__Description of the task__:
In full and without alteration, repeat the material.

__Dataset content__:
^^^^^^^^

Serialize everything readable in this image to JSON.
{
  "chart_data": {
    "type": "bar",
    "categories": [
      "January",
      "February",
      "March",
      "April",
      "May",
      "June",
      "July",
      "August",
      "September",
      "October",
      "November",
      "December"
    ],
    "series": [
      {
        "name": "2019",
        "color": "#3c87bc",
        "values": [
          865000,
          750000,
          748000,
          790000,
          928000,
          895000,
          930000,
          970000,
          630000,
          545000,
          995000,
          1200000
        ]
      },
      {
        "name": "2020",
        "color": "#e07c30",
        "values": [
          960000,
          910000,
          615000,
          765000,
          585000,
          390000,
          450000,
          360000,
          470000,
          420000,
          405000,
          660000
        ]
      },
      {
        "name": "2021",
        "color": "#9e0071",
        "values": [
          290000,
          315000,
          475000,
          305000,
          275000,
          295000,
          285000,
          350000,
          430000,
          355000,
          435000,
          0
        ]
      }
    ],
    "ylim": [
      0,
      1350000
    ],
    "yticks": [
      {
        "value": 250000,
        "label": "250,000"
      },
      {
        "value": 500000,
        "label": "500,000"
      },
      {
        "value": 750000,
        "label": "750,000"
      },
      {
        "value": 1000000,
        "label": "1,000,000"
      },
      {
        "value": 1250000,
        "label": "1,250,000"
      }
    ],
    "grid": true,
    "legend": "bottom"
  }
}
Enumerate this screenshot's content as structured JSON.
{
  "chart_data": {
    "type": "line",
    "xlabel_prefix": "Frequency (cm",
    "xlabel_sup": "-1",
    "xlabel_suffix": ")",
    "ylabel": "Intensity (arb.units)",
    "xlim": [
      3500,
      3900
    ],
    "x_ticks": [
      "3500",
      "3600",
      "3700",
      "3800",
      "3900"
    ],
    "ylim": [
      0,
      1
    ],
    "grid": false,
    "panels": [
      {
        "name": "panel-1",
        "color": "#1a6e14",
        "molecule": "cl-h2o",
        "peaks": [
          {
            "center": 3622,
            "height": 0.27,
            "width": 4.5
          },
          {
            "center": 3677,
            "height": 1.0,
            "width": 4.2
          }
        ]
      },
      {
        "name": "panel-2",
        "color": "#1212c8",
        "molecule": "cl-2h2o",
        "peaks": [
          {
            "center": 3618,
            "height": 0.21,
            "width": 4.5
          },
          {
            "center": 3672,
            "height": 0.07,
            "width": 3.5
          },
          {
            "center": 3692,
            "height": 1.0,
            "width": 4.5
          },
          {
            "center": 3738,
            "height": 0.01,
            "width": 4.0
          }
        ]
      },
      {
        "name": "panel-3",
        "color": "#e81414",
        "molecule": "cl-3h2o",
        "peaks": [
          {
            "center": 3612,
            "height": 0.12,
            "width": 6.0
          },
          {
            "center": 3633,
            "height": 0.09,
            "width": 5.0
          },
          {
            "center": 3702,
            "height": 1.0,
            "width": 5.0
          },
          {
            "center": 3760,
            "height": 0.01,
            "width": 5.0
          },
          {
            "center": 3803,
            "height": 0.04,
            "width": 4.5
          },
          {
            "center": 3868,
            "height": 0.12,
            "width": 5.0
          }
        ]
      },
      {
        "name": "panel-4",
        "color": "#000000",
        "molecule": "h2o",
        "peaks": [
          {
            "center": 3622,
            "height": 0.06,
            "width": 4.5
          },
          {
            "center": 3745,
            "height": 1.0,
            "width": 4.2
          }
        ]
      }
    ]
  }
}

^^^^^^^^

__Task result__:
Serialize everything readable in this image to JSON.
{
  "chart_data": {
    "type": "bar",
    "categories": [
      "January",
      "February",
      "March",
      "April",
      "May",
      "June",
      "July",
      "August",
      "September",
      "October",
      "November",
      "December"
    ],
    "series": [
      {
        "name": "2019",
        "color": "#3c87bc",
        "values": [
          865000,
          750000,
          748000,
          790000,
          928000,
          895000,
          930000,
          970000,
          630000,
          545000,
          995000,
          1200000
        ]
      },
      {
        "name": "2020",
        "color": "#e07c30",
        "values": [
          960000,
          910000,
          615000,
          765000,
          585000,
          390000,
          450000,
          360000,
          470000,
          420000,
          405000,
          660000
        ]
      },
      {
        "name": "2021",
        "color": "#9e0071",
        "values": [
          290000,
          315000,
          475000,
          305000,
          275000,
          295000,
          285000,
          350000,
          430000,
          355000,
          435000,
          0
        ]
      }
    ],
    "ylim": [
      0,
      1350000
    ],
    "yticks": [
      {
        "value": 250000,
        "label": "250,000"
      },
      {
        "value": 500000,
        "label": "500,000"
      },
      {
        "value": 750000,
        "label": "750,000"
      },
      {
        "value": 1000000,
        "label": "1,000,000"
      },
      {
        "value": 1250000,
        "label": "1,250,000"
      }
    ],
    "grid": true,
    "legend": "bottom"
  }
}
Enumerate this screenshot's content as structured JSON.
{
  "chart_data": {
    "type": "line",
    "xlabel_prefix": "Frequency (cm",
    "xlabel_sup": "-1",
    "xlabel_suffix": ")",
    "ylabel": "Intensity (arb.units)",
    "xlim": [
      3500,
      3900
    ],
    "x_ticks": [
      "3500",
      "3600",
      "3700",
      "3800",
      "3900"
    ],
    "ylim": [
      0,
      1
    ],
    "grid": false,
    "panels": [
      {
        "name": "panel-1",
        "color": "#1a6e14",
        "molecule": "cl-h2o",
        "peaks": [
          {
            "center": 3622,
            "height": 0.27,
            "width": 4.5
          },
          {
            "center": 3677,
            "height": 1.0,
            "width": 4.2
          }
        ]
      },
      {
        "name": "panel-2",
        "color": "#1212c8",
        "molecule": "cl-2h2o",
        "peaks": [
          {
            "center": 3618,
            "height": 0.21,
            "width": 4.5
          },
          {
            "center": 3672,
            "height": 0.07,
            "width": 3.5
          },
          {
            "center": 3692,
            "height": 1.0,
            "width": 4.5
          },
          {
            "center": 3738,
            "height": 0.01,
            "width": 4.0
          }
        ]
      },
      {
        "name": "panel-3",
        "color": "#e81414",
        "molecule": "cl-3h2o",
        "peaks": [
          {
            "center": 3612,
            "height": 0.12,
            "width": 6.0
          },
          {
            "center": 3633,
            "height": 0.09,
            "width": 5.0
          },
          {
            "center": 3702,
            "height": 1.0,
            "width": 5.0
          },
          {
            "center": 3760,
            "height": 0.01,
            "width": 5.0
          },
          {
            "center": 3803,
            "height": 0.04,
            "width": 4.5
          },
          {
            "center": 3868,
            "height": 0.12,
            "width": 5.0
          }
        ]
      },
      {
        "name": "panel-4",
        "color": "#000000",
        "molecule": "h2o",
        "peaks": [
          {
            "center": 3622,
            "height": 0.06,
            "width": 4.5
          },
          {
            "center": 3745,
            "height": 1.0,
            "width": 4.2
          }
        ]
      }
    ]
  }
}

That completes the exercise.